**Given exercise:**
Exactly as given, repeat all of the entries.

(Records about charts and figures)
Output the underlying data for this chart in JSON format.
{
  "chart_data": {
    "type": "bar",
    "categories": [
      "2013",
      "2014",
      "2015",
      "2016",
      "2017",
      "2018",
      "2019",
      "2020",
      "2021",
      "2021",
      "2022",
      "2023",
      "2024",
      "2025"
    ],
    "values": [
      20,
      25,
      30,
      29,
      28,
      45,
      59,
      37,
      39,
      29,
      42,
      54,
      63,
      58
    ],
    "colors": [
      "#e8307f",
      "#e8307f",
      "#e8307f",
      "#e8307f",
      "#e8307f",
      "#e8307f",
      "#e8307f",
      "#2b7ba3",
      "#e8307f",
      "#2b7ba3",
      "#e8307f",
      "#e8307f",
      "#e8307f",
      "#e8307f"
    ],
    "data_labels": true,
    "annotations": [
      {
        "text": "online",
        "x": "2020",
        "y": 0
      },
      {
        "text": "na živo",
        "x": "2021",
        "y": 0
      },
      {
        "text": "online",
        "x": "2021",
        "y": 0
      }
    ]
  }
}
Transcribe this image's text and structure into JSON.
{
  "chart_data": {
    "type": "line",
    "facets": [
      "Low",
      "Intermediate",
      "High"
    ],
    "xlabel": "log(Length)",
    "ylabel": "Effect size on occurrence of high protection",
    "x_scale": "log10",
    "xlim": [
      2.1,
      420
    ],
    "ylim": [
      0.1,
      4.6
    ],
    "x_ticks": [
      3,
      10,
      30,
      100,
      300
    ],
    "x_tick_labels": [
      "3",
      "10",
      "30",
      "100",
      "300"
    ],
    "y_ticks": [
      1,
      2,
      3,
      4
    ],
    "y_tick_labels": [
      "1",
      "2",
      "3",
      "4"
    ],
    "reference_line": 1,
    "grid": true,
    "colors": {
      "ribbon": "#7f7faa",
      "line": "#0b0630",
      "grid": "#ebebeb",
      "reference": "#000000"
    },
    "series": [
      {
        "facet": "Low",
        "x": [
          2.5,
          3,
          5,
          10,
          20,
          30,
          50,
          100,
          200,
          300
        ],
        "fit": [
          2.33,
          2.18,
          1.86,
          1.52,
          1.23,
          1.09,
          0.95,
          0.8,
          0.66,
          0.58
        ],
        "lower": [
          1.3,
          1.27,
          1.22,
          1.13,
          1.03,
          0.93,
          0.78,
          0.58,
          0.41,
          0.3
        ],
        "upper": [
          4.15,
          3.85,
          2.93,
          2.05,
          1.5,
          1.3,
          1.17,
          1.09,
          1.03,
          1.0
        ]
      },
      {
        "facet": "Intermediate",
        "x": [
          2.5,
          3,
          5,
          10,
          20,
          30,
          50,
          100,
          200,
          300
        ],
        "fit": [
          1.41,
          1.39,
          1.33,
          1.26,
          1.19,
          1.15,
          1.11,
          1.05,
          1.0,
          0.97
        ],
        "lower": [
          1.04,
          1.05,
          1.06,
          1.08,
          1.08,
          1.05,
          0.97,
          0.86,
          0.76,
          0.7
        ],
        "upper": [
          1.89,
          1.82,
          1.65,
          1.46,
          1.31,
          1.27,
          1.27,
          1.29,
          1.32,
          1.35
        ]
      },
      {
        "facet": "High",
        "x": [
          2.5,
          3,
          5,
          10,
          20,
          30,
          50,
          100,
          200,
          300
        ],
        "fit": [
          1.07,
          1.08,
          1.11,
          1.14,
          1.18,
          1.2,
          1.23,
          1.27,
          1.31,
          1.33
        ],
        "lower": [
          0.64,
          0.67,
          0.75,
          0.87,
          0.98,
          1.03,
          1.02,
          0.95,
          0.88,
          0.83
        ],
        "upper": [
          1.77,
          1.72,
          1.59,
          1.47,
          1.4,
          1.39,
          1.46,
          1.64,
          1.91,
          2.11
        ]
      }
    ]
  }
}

**Result of this exercise:**
Output the underlying data for this chart in JSON format.
{
  "chart_data": {
    "type": "bar",
    "categories": [
      "2013",
      "2014",
      "2015",
      "2016",
      "2017",
      "2018",
      "2019",
      "2020",
      "2021",
      "2021",
      "2022",
      "2023",
      "2024",
      "2025"
    ],
    "values": [
      20,
      25,
      30,
      29,
      28,
      45,
      59,
      37,
      39,
      29,
      42,
      54,
      63,
      58
    ],
    "colors": [
      "#e8307f",
      "#e8307f",
      "#e8307f",
      "#e8307f",
      "#e8307f",
      "#e8307f",
      "#e8307f",
      "#2b7ba3",
      "#e8307f",
      "#2b7ba3",
      "#e8307f",
      "#e8307f",
      "#e8307f",
      "#e8307f"
    ],
    "data_labels": true,
    "annotations": [
      {
        "text": "online",
        "x": "2020",
        "y": 0
      },
      {
        "text": "na živo",
        "x": "2021",
        "y": 0
      },
      {
        "text": "online",
        "x": "2021",
        "y": 0
      }
    ]
  }
}
Transcribe this image's text and structure into JSON.
{
  "chart_data": {
    "type": "line",
    "facets": [
      "Low",
      "Intermediate",
      "High"
    ],
    "xlabel": "log(Length)",
    "ylabel": "Effect size on occurrence of high protection",
    "x_scale": "log10",
    "xlim": [
      2.1,
      420
    ],
    "ylim": [
      0.1,
      4.6
    ],
    "x_ticks": [
      3,
      10,
      30,
      100,
      300
    ],
    "x_tick_labels": [
      "3",
      "10",
      "30",
      "100",
      "300"
    ],
    "y_ticks": [
      1,
      2,
      3,
      4
    ],
    "y_tick_labels": [
      "1",
      "2",
      "3",
      "4"
    ],
    "reference_line": 1,
    "grid": true,
    "colors": {
      "ribbon": "#7f7faa",
      "line": "#0b0630",
      "grid": "#ebebeb",
      "reference": "#000000"
    },
    "series": [
      {
        "facet": "Low",
        "x": [
          2.5,
          3,
          5,
          10,
          20,
          30,
          50,
          100,
          200,
          300
        ],
        "fit": [
          2.33,
          2.18,
          1.86,
          1.52,
          1.23,
          1.09,
          0.95,
          0.8,
          0.66,
          0.58
        ],
        "lower": [
          1.3,
          1.27,
          1.22,
          1.13,
          1.03,
          0.93,
          0.78,
          0.58,
          0.41,
          0.3
        ],
        "upper": [
          4.15,
          3.85,
          2.93,
          2.05,
          1.5,
          1.3,
          1.17,
          1.09,
          1.03,
          1.0
        ]
      },
      {
        "facet": "Intermediate",
        "x": [
          2.5,
          3,
          5,
          10,
          20,
          30,
          50,
          100,
          200,
          300
        ],
        "fit": [
          1.41,
          1.39,
          1.33,
          1.26,
          1.19,
          1.15,
          1.11,
          1.05,
          1.0,
          0.97
        ],
        "lower": [
          1.04,
          1.05,
          1.06,
          1.08,
          1.08,
          1.05,
          0.97,
          0.86,
          0.76,
          0.7
        ],
        "upper": [
          1.89,
          1.82,
          1.65,
          1.46,
          1.31,
          1.27,
          1.27,
          1.29,
          1.32,
          1.35
        ]
      },
      {
        "facet": "High",
        "x": [
          2.5,
          3,
          5,
          10,
          20,
          30,
          50,
          100,
          200,
          300
        ],
        "fit": [
          1.07,
          1.08,
          1.11,
          1.14,
          1.18,
          1.2,
          1.23,
          1.27,
          1.31,
          1.33
        ],
        "lower": [
          0.64,
          0.67,
          0.75,
          0.87,
          0.98,
          1.03,
          1.02,
          0.95,
          0.88,
          0.83
        ],
        "upper": [
          1.77,
          1.72,
          1.59,
          1.47,
          1.4,
          1.39,
          1.46,
          1.64,
          1.91,
          2.11
        ]
      }
    ]
  }
}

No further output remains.